What to do – Render the following material again verbatim, leaving nothing out.

Supplied material –
***

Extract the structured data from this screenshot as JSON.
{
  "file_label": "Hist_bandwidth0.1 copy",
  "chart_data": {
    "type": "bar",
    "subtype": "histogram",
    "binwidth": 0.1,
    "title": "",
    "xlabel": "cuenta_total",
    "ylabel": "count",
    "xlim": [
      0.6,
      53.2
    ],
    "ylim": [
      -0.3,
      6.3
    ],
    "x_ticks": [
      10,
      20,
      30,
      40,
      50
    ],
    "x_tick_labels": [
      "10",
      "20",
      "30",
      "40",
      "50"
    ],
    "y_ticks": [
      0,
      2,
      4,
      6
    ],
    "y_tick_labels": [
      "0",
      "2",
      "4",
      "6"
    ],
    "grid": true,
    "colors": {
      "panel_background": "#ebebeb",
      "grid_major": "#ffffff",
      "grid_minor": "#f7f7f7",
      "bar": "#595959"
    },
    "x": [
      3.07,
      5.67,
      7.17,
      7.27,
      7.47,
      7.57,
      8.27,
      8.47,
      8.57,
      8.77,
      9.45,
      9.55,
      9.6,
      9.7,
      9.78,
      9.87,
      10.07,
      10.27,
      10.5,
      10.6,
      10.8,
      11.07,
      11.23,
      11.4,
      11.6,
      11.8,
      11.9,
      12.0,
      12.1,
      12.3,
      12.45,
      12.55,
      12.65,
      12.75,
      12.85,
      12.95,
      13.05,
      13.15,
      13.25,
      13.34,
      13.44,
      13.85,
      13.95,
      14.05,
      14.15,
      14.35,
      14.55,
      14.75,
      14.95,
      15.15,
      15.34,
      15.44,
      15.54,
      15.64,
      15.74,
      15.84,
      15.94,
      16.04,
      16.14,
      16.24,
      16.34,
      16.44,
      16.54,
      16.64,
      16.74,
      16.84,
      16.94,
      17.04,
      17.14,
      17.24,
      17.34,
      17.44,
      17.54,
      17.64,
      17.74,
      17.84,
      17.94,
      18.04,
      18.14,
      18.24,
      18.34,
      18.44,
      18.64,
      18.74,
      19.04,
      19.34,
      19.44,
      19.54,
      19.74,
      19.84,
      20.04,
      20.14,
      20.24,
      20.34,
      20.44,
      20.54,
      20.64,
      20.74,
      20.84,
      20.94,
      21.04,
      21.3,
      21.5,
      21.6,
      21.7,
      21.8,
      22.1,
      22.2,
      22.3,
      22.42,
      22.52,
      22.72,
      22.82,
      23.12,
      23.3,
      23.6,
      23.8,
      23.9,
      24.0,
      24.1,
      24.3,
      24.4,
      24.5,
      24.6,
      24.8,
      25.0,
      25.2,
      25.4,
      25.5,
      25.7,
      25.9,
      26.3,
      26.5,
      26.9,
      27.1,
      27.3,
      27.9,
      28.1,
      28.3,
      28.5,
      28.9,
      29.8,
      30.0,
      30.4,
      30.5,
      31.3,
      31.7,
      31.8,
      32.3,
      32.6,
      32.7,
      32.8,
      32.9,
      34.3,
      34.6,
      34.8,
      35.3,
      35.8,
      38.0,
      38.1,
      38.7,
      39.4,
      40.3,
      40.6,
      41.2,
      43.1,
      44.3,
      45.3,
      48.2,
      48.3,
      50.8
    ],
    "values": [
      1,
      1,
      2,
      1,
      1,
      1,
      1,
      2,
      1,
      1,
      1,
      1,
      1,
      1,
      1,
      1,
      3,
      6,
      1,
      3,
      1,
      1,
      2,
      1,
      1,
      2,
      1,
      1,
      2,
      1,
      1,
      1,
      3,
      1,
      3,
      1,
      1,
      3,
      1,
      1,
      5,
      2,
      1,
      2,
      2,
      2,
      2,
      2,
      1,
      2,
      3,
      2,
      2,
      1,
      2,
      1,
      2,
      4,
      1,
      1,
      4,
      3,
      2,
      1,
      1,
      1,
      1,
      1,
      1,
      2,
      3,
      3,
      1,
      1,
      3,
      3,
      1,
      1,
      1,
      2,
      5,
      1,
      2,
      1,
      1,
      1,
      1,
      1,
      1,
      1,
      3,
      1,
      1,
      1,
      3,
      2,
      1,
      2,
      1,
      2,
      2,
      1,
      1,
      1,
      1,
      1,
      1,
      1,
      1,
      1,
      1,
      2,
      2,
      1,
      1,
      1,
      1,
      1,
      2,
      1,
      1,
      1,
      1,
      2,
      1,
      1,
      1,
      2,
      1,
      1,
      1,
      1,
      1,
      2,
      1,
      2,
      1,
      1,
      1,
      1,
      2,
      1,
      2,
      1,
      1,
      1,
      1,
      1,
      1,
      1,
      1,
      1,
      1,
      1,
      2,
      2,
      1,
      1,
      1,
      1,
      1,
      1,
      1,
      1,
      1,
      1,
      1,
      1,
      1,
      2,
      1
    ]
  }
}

***

Result –
Extract the structured data from this screenshot as JSON.
{
  "file_label": "Hist_bandwidth0.1 copy",
  "chart_data": {
    "type": "bar",
    "subtype": "histogram",
    "binwidth": 0.1,
    "title": "",
    "xlabel": "cuenta_total",
    "ylabel": "count",
    "xlim": [
      0.6,
      53.2
    ],
    "ylim": [
      -0.3,
      6.3
    ],
    "x_ticks": [
      10,
      20,
      30,
      40,
      50
    ],
    "x_tick_labels": [
      "10",
      "20",
      "30",
      "40",
      "50"
    ],
    "y_ticks": [
      0,
      2,
      4,
      6
    ],
    "y_tick_labels": [
      "0",
      "2",
      "4",
      "6"
    ],
    "grid": true,
    "colors": {
      "panel_background": "#ebebeb",
      "grid_major": "#ffffff",
      "grid_minor": "#f7f7f7",
      "bar": "#595959"
    },
    "x": [
      3.07,
      5.67,
      7.17,
      7.27,
      7.47,
      7.57,
      8.27,
      8.47,
      8.57,
      8.77,
      9.45,
      9.55,
      9.6,
      9.7,
      9.78,
      9.87,
      10.07,
      10.27,
      10.5,
      10.6,
      10.8,
      11.07,
      11.23,
      11.4,
      11.6,
      11.8,
      11.9,
      12.0,
      12.1,
      12.3,
      12.45,
      12.55,
      12.65,
      12.75,
      12.85,
      12.95,
      13.05,
      13.15,
      13.25,
      13.34,
      13.44,
      13.85,
      13.95,
      14.05,
      14.15,
      14.35,
      14.55,
      14.75,
      14.95,
      15.15,
      15.34,
      15.44,
      15.54,
      15.64,
      15.74,
      15.84,
      15.94,
      16.04,
      16.14,
      16.24,
      16.34,
      16.44,
      16.54,
      16.64,
      16.74,
      16.84,
      16.94,
      17.04,
      17.14,
      17.24,
      17.34,
      17.44,
      17.54,
      17.64,
      17.74,
      17.84,
      17.94,
      18.04,
      18.14,
      18.24,
      18.34,
      18.44,
      18.64,
      18.74,
      19.04,
      19.34,
      19.44,
      19.54,
      19.74,
      19.84,
      20.04,
      20.14,
      20.24,
      20.34,
      20.44,
      20.54,
      20.64,
      20.74,
      20.84,
      20.94,
      21.04,
      21.3,
      21.5,
      21.6,
      21.7,
      21.8,
      22.1,
      22.2,
      22.3,
      22.42,
      22.52,
      22.72,
      22.82,
      23.12,
      23.3,
      23.6,
      23.8,
      23.9,
      24.0,
      24.1,
      24.3,
      24.4,
      24.5,
      24.6,
      24.8,
      25.0,
      25.2,
      25.4,
      25.5,
      25.7,
      25.9,
      26.3,
      26.5,
      26.9,
      27.1,
      27.3,
      27.9,
      28.1,
      28.3,
      28.5,
      28.9,
      29.8,
      30.0,
      30.4,
      30.5,
      31.3,
      31.7,
      31.8,
      32.3,
      32.6,
      32.7,
      32.8,
      32.9,
      34.3,
      34.6,
      34.8,
      35.3,
      35.8,
      38.0,
      38.1,
      38.7,
      39.4,
      40.3,
      40.6,
      41.2,
      43.1,
      44.3,
      45.3,
      48.2,
      48.3,
      50.8
    ],
    "values": [
      1,
      1,
      2,
      1,
      1,
      1,
      1,
      2,
      1,
      1,
      1,
      1,
      1,
      1,
      1,
      1,
      3,
      6,
      1,
      3,
      1,
      1,
      2,
      1,
      1,
      2,
      1,
      1,
      2,
      1,
      1,
      1,
      3,
      1,
      3,
      1,
      1,
      3,
      1,
      1,
      5,
      2,
      1,
      2,
      2,
      2,
      2,
      2,
      1,
      2,
      3,
      2,
      2,
      1,
      2,
      1,
      2,
      4,
      1,
      1,
      4,
      3,
      2,
      1,
      1,
      1,
      1,
      1,
      1,
      2,
      3,
      3,
      1,
      1,
      3,
      3,
      1,
      1,
      1,
      2,
      5,
      1,
      2,
      1,
      1,
      1,
      1,
      1,
      1,
      1,
      3,
      1,
      1,
      1,
      3,
      2,
      1,
      2,
      1,
      2,
      2,
      1,
      1,
      1,
      1,
      1,
      1,
      1,
      1,
      1,
      1,
      2,
      2,
      1,
      1,
      1,
      1,
      1,
      2,
      1,
      1,
      1,
      1,
      2,
      1,
      1,
      1,
      2,
      1,
      1,
      1,
      1,
      1,
      2,
      1,
      2,
      1,
      1,
      1,
      1,
      2,
      1,
      2,
      1,
      1,
      1,
      1,
      1,
      1,
      1,
      1,
      1,
      1,
      1,
      2,
      2,
      1,
      1,
      1,
      1,
      1,
      1,
      1,
      1,
      1,
      1,
      1,
      1,
      1,
      2,
      1
    ]
  }
}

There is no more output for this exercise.